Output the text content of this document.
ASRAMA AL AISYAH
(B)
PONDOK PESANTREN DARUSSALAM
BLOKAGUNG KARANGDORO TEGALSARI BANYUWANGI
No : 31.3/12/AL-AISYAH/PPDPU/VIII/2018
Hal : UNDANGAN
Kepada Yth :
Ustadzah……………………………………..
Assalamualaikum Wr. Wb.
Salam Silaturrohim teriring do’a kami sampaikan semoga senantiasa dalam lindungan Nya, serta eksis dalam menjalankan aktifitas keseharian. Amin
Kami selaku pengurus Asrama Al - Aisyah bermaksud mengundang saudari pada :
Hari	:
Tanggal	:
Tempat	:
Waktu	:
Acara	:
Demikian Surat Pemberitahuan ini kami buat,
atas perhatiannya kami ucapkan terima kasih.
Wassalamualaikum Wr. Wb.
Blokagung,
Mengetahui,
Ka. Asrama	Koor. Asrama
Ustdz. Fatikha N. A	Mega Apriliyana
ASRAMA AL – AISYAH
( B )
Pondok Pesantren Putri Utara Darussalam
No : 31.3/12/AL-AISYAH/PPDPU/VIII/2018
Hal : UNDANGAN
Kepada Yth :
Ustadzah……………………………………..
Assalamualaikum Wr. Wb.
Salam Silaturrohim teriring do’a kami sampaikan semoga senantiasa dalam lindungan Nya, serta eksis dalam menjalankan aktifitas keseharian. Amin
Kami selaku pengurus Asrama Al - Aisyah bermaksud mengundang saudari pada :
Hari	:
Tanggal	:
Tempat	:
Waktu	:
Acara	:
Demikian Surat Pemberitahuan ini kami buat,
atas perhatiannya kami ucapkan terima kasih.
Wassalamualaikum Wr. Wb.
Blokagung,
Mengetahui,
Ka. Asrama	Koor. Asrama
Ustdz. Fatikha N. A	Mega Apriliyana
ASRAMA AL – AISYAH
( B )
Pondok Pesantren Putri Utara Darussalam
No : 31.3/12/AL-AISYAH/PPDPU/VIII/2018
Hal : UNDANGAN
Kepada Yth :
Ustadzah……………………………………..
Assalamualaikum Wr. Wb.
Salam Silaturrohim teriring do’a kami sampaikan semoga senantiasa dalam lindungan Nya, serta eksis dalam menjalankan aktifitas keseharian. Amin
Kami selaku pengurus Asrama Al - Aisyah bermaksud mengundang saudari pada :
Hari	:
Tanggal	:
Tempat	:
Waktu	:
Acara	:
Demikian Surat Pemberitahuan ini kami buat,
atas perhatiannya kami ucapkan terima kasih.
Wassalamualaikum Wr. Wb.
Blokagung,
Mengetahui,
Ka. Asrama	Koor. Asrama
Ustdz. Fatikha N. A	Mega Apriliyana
################
**Written exercise**
Output the records exactly, including every line.

**Output**
Output the text content of this document.
ASRAMA AL AISYAH
(B)
PONDOK PESANTREN DARUSSALAM
BLOKAGUNG KARANGDORO TEGALSARI BANYUWANGI
No : 31.3/12/AL-AISYAH/PPDPU/VIII/2018
Hal : UNDANGAN
Kepada Yth :
Ustadzah……………………………………..
Assalamualaikum Wr. Wb.
Salam Silaturrohim teriring do’a kami sampaikan semoga senantiasa dalam lindungan Nya, serta eksis dalam menjalankan aktifitas keseharian. Amin
Kami selaku pengurus Asrama Al - Aisyah bermaksud mengundang saudari pada :
Hari	:
Tanggal	:
Tempat	:
Waktu	:
Acara	:
Demikian Surat Pemberitahuan ini kami buat,
atas perhatiannya kami ucapkan terima kasih.
Wassalamualaikum Wr. Wb.
Blokagung,
Mengetahui,
Ka. Asrama	Koor. Asrama
Ustdz. Fatikha N. A	Mega Apriliyana
ASRAMA AL – AISYAH
( B )
Pondok Pesantren Putri Utara Darussalam
No : 31.3/12/AL-AISYAH/PPDPU/VIII/2018
Hal : UNDANGAN
Kepada Yth :
Ustadzah……………………………………..
Assalamualaikum Wr. Wb.
Salam Silaturrohim teriring do’a kami sampaikan semoga senantiasa dalam lindungan Nya, serta eksis dalam menjalankan aktifitas keseharian. Amin
Kami selaku pengurus Asrama Al - Aisyah bermaksud mengundang saudari pada :
Hari	:
Tanggal	:
Tempat	:
Waktu	:
Acara	:
Demikian Surat Pemberitahuan ini kami buat,
atas perhatiannya kami ucapkan terima kasih.
Wassalamualaikum Wr. Wb.
Blokagung,
Mengetahui,
Ka. Asrama	Koor. Asrama
Ustdz. Fatikha N. A	Mega Apriliyana
ASRAMA AL – AISYAH
( B )
Pondok Pesantren Putri Utara Darussalam
No : 31.3/12/AL-AISYAH/PPDPU/VIII/2018
Hal : UNDANGAN
Kepada Yth :
Ustadzah……………………………………..
Assalamualaikum Wr. Wb.
Salam Silaturrohim teriring do’a kami sampaikan semoga senantiasa dalam lindungan Nya, serta eksis dalam menjalankan aktifitas keseharian. Amin
Kami selaku pengurus Asrama Al - Aisyah bermaksud mengundang saudari pada :
Hari	:
Tanggal	:
Tempat	:
Waktu	:
Acara	:
Demikian Surat Pemberitahuan ini kami buat,
atas perhatiannya kami ucapkan terima kasih.
Wassalamualaikum Wr. Wb.
Blokagung,
Mengetahui,
Ka. Asrama	Koor. Asrama
Ustdz. Fatikha N. A	Mega Apriliyana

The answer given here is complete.